# TASK DATA start

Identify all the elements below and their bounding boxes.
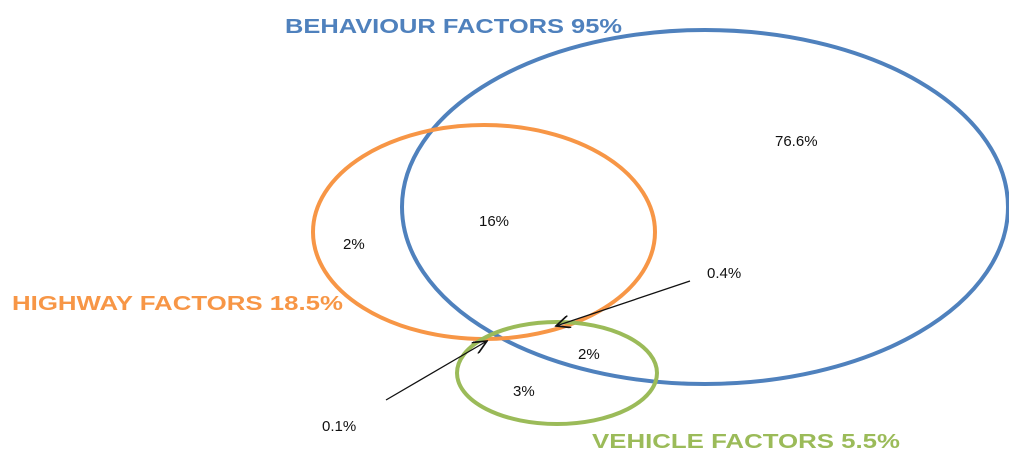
region-label: 2% [343,236,365,253]
behaviour-circle [400,28,1009,386]
region-label: 16% [479,213,509,230]
arrow [556,280,691,326]
region-label: 2% [578,346,600,363]
region-label: 0.4% [707,265,741,282]
region-label: 0.1% [322,418,356,435]
set-label: VEHICLE FACTORS 5.5% [592,431,900,453]
highway-circle [311,123,657,341]
set-label: HIGHWAY FACTORS 18.5% [12,293,343,315]
region-label: 76.6% [775,133,818,150]
region-label: 3% [513,383,535,400]
set-label: BEHAVIOUR FACTORS 95% [285,16,622,38]
arrow [385,341,487,401]
vehicle-circle [455,320,659,426]
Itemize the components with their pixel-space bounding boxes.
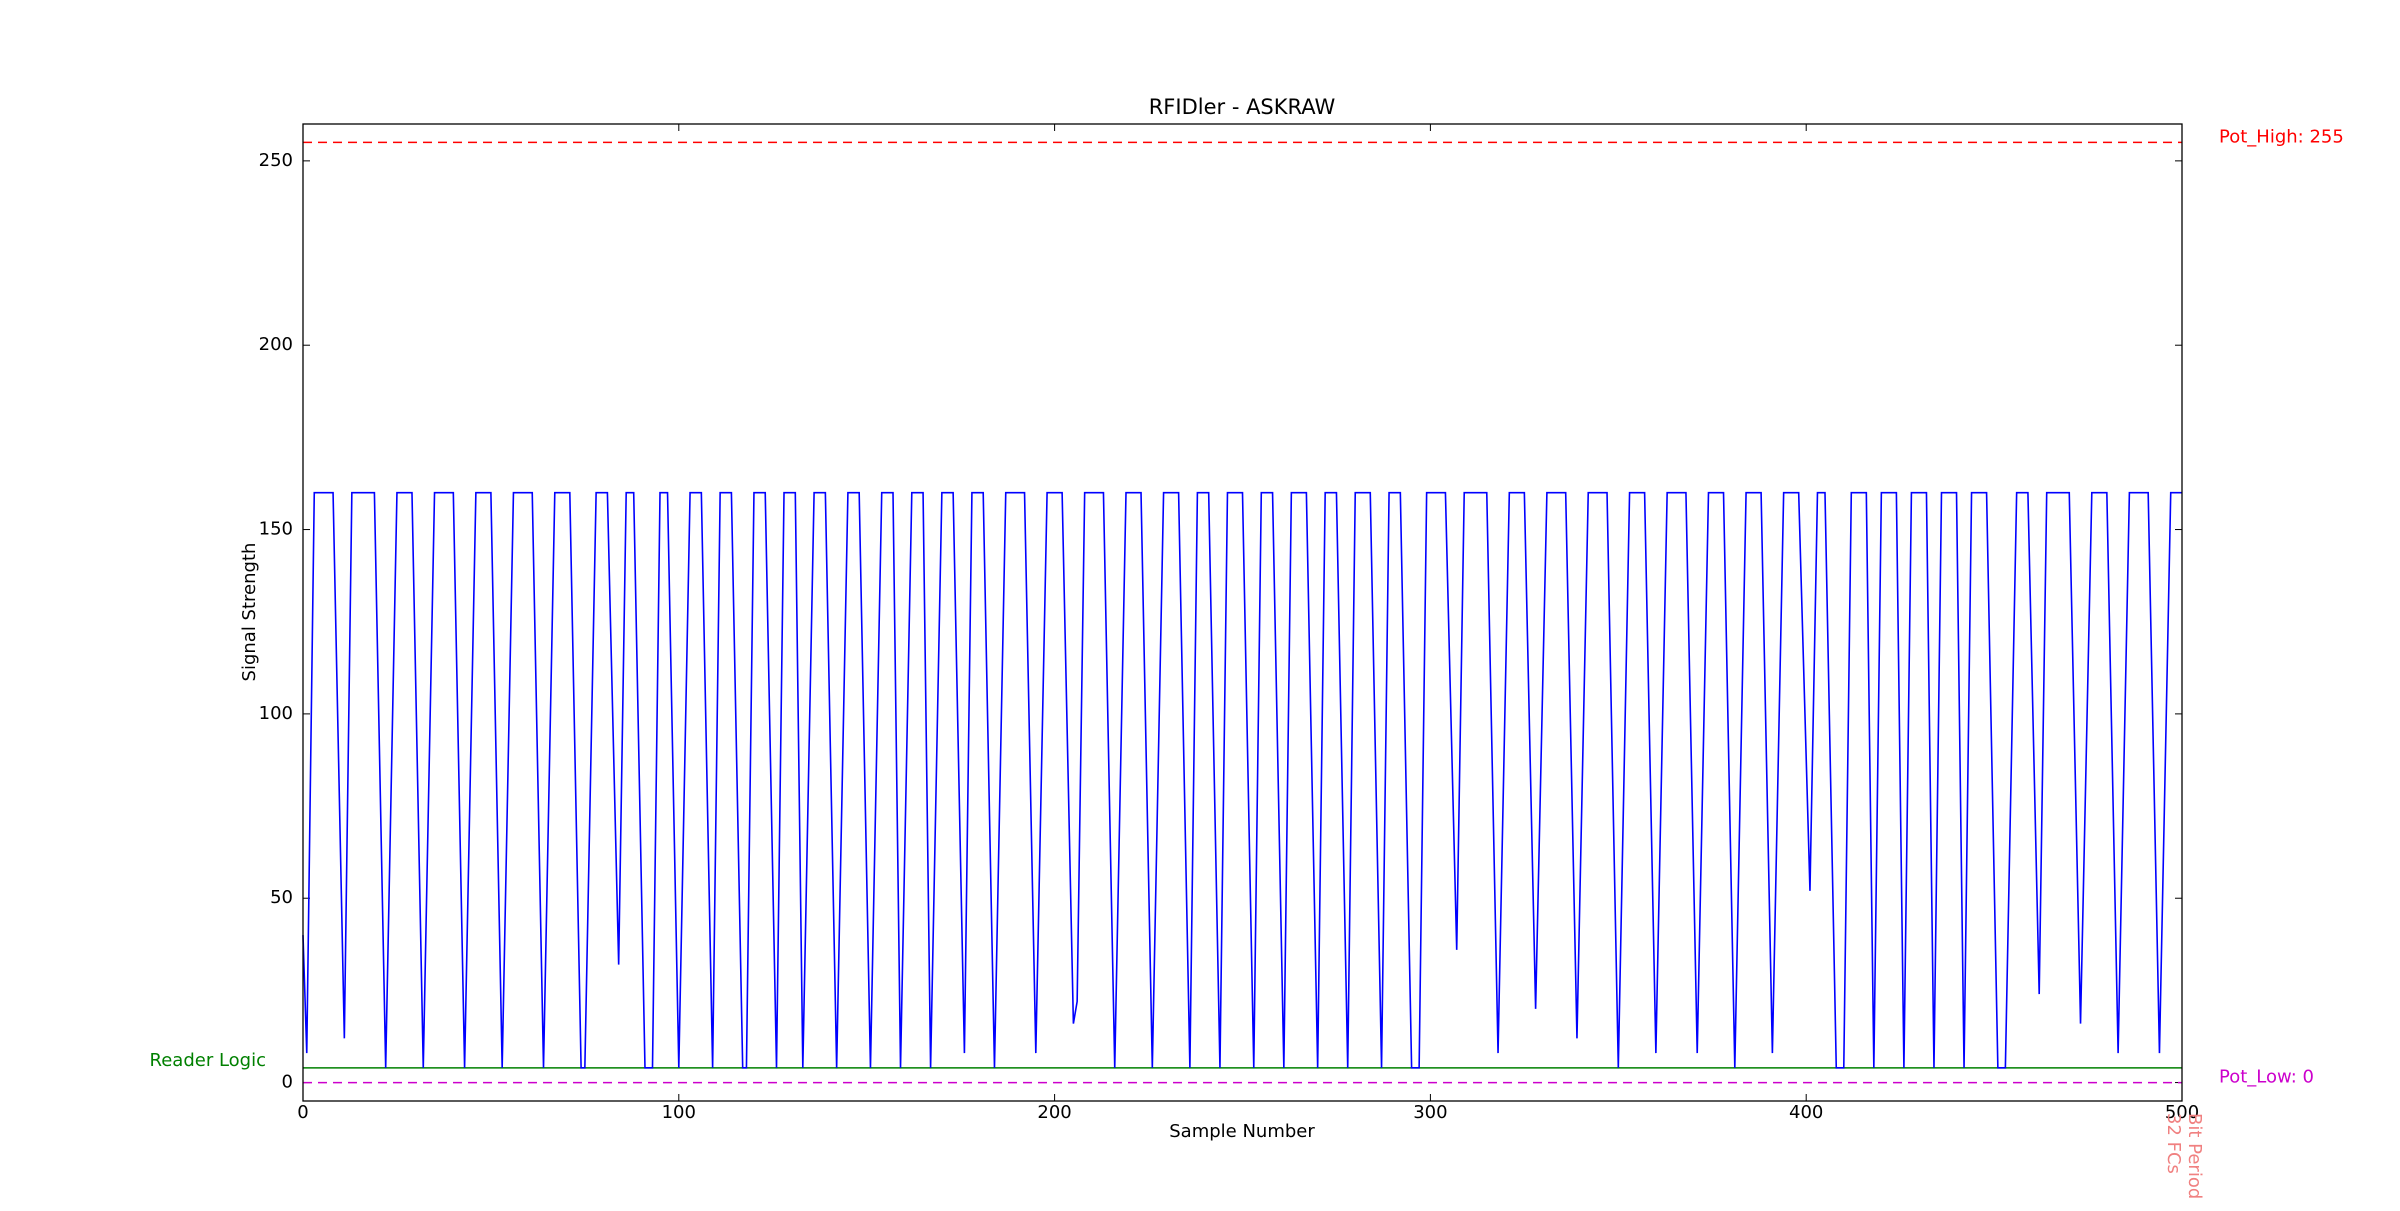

# TASK DATA end

**WHAT IS NEEDED:** Collect every line of the listing above that contains the string "bounding", treating uppercase and lowercase letters as distinct.

**OUTPUT:**
Identify all the elements below and their bounding boxes.
Itemize the components with their pixel-space bounding boxes.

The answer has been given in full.